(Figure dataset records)

== == ==

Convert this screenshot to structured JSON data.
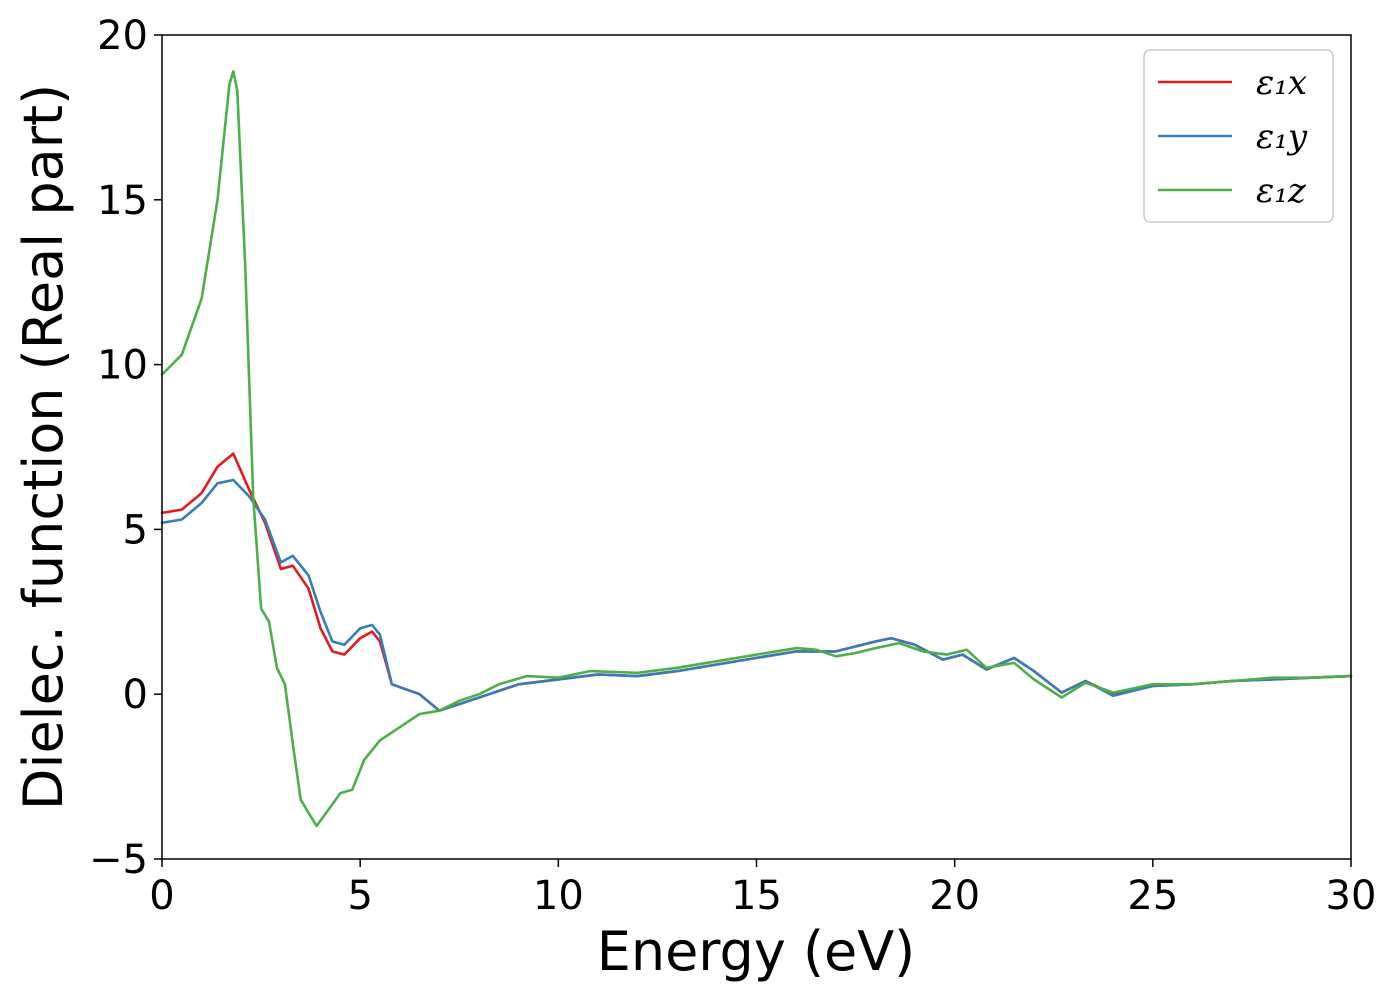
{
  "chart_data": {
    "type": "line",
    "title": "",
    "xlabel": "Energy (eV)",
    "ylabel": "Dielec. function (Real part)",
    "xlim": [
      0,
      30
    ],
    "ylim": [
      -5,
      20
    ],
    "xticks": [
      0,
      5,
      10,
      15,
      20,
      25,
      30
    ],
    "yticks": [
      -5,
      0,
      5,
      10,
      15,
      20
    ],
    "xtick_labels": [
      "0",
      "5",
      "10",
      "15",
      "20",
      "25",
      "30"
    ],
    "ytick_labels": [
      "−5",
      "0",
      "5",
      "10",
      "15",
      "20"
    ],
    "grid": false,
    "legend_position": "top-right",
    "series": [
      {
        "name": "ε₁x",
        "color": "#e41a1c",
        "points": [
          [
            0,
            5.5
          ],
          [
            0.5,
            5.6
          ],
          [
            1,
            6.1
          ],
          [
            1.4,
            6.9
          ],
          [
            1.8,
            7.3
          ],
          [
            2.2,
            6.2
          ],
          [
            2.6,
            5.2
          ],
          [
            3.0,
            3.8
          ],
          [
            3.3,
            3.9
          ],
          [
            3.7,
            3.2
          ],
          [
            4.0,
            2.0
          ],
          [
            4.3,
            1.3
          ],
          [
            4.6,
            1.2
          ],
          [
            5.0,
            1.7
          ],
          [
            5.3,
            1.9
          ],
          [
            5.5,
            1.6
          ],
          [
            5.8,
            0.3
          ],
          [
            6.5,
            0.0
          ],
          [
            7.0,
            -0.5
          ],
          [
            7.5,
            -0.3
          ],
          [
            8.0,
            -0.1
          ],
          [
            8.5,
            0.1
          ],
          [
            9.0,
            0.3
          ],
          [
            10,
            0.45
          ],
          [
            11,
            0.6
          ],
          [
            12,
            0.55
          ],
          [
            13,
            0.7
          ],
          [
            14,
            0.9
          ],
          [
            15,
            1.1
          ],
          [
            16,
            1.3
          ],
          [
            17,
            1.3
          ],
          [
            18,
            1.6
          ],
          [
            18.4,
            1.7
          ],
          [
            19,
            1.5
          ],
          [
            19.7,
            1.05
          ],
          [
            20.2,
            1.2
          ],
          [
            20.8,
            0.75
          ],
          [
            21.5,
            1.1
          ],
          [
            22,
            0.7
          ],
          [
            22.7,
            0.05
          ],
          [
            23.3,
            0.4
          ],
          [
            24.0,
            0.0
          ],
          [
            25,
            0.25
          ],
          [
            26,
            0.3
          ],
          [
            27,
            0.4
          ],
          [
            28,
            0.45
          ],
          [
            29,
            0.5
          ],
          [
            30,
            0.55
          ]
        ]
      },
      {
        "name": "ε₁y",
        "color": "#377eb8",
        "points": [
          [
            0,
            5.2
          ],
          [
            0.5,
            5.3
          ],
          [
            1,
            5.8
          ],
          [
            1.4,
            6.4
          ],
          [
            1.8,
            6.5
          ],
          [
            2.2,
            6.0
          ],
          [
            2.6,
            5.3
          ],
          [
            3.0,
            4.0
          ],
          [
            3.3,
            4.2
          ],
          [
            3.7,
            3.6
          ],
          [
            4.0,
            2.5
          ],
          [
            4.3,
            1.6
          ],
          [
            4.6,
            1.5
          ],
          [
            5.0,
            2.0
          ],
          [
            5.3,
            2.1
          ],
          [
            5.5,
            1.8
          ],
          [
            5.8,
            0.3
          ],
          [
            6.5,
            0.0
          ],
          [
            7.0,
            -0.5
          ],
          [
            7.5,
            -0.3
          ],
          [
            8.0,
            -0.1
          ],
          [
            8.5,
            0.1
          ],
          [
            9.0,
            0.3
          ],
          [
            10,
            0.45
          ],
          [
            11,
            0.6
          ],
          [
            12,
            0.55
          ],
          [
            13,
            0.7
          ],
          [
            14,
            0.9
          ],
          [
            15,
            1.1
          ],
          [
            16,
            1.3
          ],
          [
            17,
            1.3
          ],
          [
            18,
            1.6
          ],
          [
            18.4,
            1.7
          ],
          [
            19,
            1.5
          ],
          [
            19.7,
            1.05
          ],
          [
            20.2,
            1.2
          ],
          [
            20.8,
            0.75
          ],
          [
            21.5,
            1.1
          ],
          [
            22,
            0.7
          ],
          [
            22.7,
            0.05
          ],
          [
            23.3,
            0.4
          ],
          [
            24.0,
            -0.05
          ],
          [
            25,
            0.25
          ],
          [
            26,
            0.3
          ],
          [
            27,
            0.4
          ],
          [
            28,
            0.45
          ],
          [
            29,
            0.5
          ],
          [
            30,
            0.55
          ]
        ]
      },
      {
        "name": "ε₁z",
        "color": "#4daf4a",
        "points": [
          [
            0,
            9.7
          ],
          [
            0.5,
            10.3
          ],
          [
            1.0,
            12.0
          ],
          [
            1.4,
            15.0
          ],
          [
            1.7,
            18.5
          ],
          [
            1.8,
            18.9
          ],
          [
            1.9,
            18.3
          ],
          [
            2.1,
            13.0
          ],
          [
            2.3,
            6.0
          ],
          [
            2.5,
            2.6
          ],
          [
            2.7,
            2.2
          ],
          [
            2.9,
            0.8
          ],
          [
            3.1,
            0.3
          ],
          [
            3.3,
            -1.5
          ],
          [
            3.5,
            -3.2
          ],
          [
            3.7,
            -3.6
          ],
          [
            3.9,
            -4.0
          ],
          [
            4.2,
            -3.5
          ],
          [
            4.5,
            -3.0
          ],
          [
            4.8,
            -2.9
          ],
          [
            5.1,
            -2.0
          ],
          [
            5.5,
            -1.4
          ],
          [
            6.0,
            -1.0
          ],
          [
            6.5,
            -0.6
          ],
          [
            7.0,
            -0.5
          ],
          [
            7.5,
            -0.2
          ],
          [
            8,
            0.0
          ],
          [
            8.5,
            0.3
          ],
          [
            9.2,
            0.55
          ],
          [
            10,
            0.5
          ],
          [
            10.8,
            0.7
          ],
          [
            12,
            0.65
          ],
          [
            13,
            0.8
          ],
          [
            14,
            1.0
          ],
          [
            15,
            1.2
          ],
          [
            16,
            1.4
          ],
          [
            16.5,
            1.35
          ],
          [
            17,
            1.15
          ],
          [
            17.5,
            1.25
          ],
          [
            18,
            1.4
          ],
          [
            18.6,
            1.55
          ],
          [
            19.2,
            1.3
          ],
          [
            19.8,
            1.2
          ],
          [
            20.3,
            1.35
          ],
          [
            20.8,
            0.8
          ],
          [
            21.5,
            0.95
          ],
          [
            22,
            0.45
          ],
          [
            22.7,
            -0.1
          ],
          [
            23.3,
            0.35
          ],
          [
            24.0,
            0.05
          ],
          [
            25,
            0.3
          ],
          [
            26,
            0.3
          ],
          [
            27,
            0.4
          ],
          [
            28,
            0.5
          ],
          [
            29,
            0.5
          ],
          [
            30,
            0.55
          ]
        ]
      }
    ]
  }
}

== == ==

### PROMPT:
Restate the whole listing above exactly, except for its images.

### WRITTEN SOLUTION:
Convert this screenshot to structured JSON data.
{
  "chart_data": {
    "type": "line",
    "title": "",
    "xlabel": "Energy (eV)",
    "ylabel": "Dielec. function (Real part)",
    "xlim": [
      0,
      30
    ],
    "ylim": [
      -5,
      20
    ],
    "xticks": [
      0,
      5,
      10,
      15,
      20,
      25,
      30
    ],
    "yticks": [
      -5,
      0,
      5,
      10,
      15,
      20
    ],
    "xtick_labels": [
      "0",
      "5",
      "10",
      "15",
      "20",
      "25",
      "30"
    ],
    "ytick_labels": [
      "−5",
      "0",
      "5",
      "10",
      "15",
      "20"
    ],
    "grid": false,
    "legend_position": "top-right",
    "series": [
      {
        "name": "ε₁x",
        "color": "#e41a1c",
        "points": [
          [
            0,
            5.5
          ],
          [
            0.5,
            5.6
          ],
          [
            1,
            6.1
          ],
          [
            1.4,
            6.9
          ],
          [
            1.8,
            7.3
          ],
          [
            2.2,
            6.2
          ],
          [
            2.6,
            5.2
          ],
          [
            3.0,
            3.8
          ],
          [
            3.3,
            3.9
          ],
          [
            3.7,
            3.2
          ],
          [
            4.0,
            2.0
          ],
          [
            4.3,
            1.3
          ],
          [
            4.6,
            1.2
          ],
          [
            5.0,
            1.7
          ],
          [
            5.3,
            1.9
          ],
          [
            5.5,
            1.6
          ],
          [
            5.8,
            0.3
          ],
          [
            6.5,
            0.0
          ],
          [
            7.0,
            -0.5
          ],
          [
            7.5,
            -0.3
          ],
          [
            8.0,
            -0.1
          ],
          [
            8.5,
            0.1
          ],
          [
            9.0,
            0.3
          ],
          [
            10,
            0.45
          ],
          [
            11,
            0.6
          ],
          [
            12,
            0.55
          ],
          [
            13,
            0.7
          ],
          [
            14,
            0.9
          ],
          [
            15,
            1.1
          ],
          [
            16,
            1.3
          ],
          [
            17,
            1.3
          ],
          [
            18,
            1.6
          ],
          [
            18.4,
            1.7
          ],
          [
            19,
            1.5
          ],
          [
            19.7,
            1.05
          ],
          [
            20.2,
            1.2
          ],
          [
            20.8,
            0.75
          ],
          [
            21.5,
            1.1
          ],
          [
            22,
            0.7
          ],
          [
            22.7,
            0.05
          ],
          [
            23.3,
            0.4
          ],
          [
            24.0,
            0.0
          ],
          [
            25,
            0.25
          ],
          [
            26,
            0.3
          ],
          [
            27,
            0.4
          ],
          [
            28,
            0.45
          ],
          [
            29,
            0.5
          ],
          [
            30,
            0.55
          ]
        ]
      },
      {
        "name": "ε₁y",
        "color": "#377eb8",
        "points": [
          [
            0,
            5.2
          ],
          [
            0.5,
            5.3
          ],
          [
            1,
            5.8
          ],
          [
            1.4,
            6.4
          ],
          [
            1.8,
            6.5
          ],
          [
            2.2,
            6.0
          ],
          [
            2.6,
            5.3
          ],
          [
            3.0,
            4.0
          ],
          [
            3.3,
            4.2
          ],
          [
            3.7,
            3.6
          ],
          [
            4.0,
            2.5
          ],
          [
            4.3,
            1.6
          ],
          [
            4.6,
            1.5
          ],
          [
            5.0,
            2.0
          ],
          [
            5.3,
            2.1
          ],
          [
            5.5,
            1.8
          ],
          [
            5.8,
            0.3
          ],
          [
            6.5,
            0.0
          ],
          [
            7.0,
            -0.5
          ],
          [
            7.5,
            -0.3
          ],
          [
            8.0,
            -0.1
          ],
          [
            8.5,
            0.1
          ],
          [
            9.0,
            0.3
          ],
          [
            10,
            0.45
          ],
          [
            11,
            0.6
          ],
          [
            12,
            0.55
          ],
          [
            13,
            0.7
          ],
          [
            14,
            0.9
          ],
          [
            15,
            1.1
          ],
          [
            16,
            1.3
          ],
          [
            17,
            1.3
          ],
          [
            18,
            1.6
          ],
          [
            18.4,
            1.7
          ],
          [
            19,
            1.5
          ],
          [
            19.7,
            1.05
          ],
          [
            20.2,
            1.2
          ],
          [
            20.8,
            0.75
          ],
          [
            21.5,
            1.1
          ],
          [
            22,
            0.7
          ],
          [
            22.7,
            0.05
          ],
          [
            23.3,
            0.4
          ],
          [
            24.0,
            -0.05
          ],
          [
            25,
            0.25
          ],
          [
            26,
            0.3
          ],
          [
            27,
            0.4
          ],
          [
            28,
            0.45
          ],
          [
            29,
            0.5
          ],
          [
            30,
            0.55
          ]
        ]
      },
      {
        "name": "ε₁z",
        "color": "#4daf4a",
        "points": [
          [
            0,
            9.7
          ],
          [
            0.5,
            10.3
          ],
          [
            1.0,
            12.0
          ],
          [
            1.4,
            15.0
          ],
          [
            1.7,
            18.5
          ],
          [
            1.8,
            18.9
          ],
          [
            1.9,
            18.3
          ],
          [
            2.1,
            13.0
          ],
          [
            2.3,
            6.0
          ],
          [
            2.5,
            2.6
          ],
          [
            2.7,
            2.2
          ],
          [
            2.9,
            0.8
          ],
          [
            3.1,
            0.3
          ],
          [
            3.3,
            -1.5
          ],
          [
            3.5,
            -3.2
          ],
          [
            3.7,
            -3.6
          ],
          [
            3.9,
            -4.0
          ],
          [
            4.2,
            -3.5
          ],
          [
            4.5,
            -3.0
          ],
          [
            4.8,
            -2.9
          ],
          [
            5.1,
            -2.0
          ],
          [
            5.5,
            -1.4
          ],
          [
            6.0,
            -1.0
          ],
          [
            6.5,
            -0.6
          ],
          [
            7.0,
            -0.5
          ],
          [
            7.5,
            -0.2
          ],
          [
            8,
            0.0
          ],
          [
            8.5,
            0.3
          ],
          [
            9.2,
            0.55
          ],
          [
            10,
            0.5
          ],
          [
            10.8,
            0.7
          ],
          [
            12,
            0.65
          ],
          [
            13,
            0.8
          ],
          [
            14,
            1.0
          ],
          [
            15,
            1.2
          ],
          [
            16,
            1.4
          ],
          [
            16.5,
            1.35
          ],
          [
            17,
            1.15
          ],
          [
            17.5,
            1.25
          ],
          [
            18,
            1.4
          ],
          [
            18.6,
            1.55
          ],
          [
            19.2,
            1.3
          ],
          [
            19.8,
            1.2
          ],
          [
            20.3,
            1.35
          ],
          [
            20.8,
            0.8
          ],
          [
            21.5,
            0.95
          ],
          [
            22,
            0.45
          ],
          [
            22.7,
            -0.1
          ],
          [
            23.3,
            0.35
          ],
          [
            24.0,
            0.05
          ],
          [
            25,
            0.3
          ],
          [
            26,
            0.3
          ],
          [
            27,
            0.4
          ],
          [
            28,
            0.5
          ],
          [
            29,
            0.5
          ],
          [
            30,
            0.55
          ]
        ]
      }
    ]
  }
}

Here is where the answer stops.